=== Data for processing ===

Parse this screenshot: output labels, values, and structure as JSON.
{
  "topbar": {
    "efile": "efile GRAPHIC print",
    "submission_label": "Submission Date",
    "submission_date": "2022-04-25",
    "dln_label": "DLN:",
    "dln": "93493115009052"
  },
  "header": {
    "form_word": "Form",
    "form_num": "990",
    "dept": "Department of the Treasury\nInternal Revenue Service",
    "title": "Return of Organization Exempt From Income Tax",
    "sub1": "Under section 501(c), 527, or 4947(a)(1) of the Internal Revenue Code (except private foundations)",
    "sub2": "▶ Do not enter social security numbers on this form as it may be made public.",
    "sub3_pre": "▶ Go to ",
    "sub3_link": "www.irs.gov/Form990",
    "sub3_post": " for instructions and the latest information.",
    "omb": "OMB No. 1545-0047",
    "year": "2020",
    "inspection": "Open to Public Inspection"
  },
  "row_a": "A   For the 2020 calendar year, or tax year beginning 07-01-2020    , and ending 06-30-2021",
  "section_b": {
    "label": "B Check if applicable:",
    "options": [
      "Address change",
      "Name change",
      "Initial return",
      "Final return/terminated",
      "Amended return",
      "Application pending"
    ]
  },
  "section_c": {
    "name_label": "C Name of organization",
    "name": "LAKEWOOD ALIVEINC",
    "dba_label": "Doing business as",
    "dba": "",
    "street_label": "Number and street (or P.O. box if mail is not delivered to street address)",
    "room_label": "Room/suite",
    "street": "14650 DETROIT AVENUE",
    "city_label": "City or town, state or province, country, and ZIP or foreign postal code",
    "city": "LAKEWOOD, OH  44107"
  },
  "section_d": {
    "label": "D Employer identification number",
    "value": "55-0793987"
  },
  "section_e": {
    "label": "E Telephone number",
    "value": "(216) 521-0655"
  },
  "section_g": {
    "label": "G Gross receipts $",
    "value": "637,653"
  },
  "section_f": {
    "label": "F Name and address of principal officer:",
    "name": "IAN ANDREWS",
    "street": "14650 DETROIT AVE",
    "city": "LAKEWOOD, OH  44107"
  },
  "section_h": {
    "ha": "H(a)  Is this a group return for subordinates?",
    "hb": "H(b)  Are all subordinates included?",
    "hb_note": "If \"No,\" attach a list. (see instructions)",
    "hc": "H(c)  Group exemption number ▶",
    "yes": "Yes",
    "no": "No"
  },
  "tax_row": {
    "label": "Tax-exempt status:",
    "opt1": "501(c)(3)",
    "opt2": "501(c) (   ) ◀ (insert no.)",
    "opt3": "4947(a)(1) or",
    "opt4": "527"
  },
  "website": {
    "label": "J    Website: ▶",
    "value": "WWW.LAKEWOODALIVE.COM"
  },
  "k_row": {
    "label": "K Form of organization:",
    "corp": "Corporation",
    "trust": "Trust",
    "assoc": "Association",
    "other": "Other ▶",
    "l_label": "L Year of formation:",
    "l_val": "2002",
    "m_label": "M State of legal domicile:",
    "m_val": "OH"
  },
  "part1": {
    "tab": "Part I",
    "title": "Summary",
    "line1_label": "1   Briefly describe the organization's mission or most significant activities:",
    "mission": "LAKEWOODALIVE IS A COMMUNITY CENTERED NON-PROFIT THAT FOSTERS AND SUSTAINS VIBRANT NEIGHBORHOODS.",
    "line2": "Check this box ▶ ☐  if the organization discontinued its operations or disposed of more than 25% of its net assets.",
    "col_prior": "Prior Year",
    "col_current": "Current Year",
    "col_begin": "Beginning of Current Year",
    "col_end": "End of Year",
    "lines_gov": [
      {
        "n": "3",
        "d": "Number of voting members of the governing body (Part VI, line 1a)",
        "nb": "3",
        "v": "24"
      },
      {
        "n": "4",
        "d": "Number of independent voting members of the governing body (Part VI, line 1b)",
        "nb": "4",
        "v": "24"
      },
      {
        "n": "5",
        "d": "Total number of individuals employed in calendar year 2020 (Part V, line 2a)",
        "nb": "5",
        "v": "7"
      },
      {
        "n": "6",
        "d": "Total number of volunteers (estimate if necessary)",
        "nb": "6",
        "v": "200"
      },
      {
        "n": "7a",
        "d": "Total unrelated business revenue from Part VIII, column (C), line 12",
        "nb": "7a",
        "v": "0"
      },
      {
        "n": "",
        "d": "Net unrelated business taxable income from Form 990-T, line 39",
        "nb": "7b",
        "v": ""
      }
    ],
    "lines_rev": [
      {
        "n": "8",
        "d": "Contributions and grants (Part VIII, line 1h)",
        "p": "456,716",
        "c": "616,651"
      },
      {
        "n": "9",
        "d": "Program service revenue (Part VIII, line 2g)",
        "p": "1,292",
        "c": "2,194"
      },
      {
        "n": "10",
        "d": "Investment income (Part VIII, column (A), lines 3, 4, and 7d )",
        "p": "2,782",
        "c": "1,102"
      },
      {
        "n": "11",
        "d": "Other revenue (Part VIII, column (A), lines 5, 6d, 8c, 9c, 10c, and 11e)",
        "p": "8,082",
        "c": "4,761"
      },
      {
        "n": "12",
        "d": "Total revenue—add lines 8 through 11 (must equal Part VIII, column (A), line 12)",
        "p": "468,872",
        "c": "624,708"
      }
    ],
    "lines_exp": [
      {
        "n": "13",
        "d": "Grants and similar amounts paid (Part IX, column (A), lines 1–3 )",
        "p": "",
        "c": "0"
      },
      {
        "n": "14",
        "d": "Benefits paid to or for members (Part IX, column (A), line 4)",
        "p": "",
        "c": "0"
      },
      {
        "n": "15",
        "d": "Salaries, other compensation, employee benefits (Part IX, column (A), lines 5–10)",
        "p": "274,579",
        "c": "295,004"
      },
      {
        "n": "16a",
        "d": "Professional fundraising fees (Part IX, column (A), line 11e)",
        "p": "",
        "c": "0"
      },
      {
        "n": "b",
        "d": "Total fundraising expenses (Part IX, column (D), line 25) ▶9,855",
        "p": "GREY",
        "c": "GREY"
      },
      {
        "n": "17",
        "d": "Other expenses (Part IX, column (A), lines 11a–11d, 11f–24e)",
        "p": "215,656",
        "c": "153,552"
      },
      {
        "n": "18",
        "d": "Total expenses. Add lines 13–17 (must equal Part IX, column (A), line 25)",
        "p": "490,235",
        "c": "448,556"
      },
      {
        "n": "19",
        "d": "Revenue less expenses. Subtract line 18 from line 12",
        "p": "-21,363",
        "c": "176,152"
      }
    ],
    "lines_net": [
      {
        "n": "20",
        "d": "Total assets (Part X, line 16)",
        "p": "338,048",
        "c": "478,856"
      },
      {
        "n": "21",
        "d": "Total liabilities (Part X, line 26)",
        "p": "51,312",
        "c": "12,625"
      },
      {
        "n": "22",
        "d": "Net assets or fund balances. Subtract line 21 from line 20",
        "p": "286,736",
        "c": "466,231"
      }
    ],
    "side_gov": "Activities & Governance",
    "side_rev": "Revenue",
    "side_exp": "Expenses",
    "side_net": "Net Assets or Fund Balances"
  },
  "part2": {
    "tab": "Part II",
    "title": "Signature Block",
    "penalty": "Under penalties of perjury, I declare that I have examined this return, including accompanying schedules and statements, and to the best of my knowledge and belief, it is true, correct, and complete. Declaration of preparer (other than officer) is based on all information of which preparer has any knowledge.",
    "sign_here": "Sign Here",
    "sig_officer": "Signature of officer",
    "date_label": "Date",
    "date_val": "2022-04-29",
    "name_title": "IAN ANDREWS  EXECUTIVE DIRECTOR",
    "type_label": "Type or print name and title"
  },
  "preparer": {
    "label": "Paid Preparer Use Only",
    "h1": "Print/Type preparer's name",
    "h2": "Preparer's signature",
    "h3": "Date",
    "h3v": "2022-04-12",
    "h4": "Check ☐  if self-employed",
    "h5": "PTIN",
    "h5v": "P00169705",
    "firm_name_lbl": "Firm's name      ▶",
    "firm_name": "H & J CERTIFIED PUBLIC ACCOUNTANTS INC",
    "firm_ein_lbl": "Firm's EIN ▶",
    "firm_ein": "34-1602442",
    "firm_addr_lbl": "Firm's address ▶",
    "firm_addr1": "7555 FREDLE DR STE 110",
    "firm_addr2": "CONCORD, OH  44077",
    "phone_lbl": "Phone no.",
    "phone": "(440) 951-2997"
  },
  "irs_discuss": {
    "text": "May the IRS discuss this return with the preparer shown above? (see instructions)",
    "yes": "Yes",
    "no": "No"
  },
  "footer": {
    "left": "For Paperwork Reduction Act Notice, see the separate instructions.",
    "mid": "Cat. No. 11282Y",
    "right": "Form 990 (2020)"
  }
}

===

### Goal of the exercise
Search the lines for "LAKEWOODALIVE". Copy each line that has it.

### Output below
    "value": "WWW.LAKEWOODALIVE.COM"
    "mission": "LAKEWOODALIVE IS A COMMUNITY CENTERED NON-PROFIT THAT FOSTERS AND SUSTAINS VIBRANT NEIGHBORHOODS.",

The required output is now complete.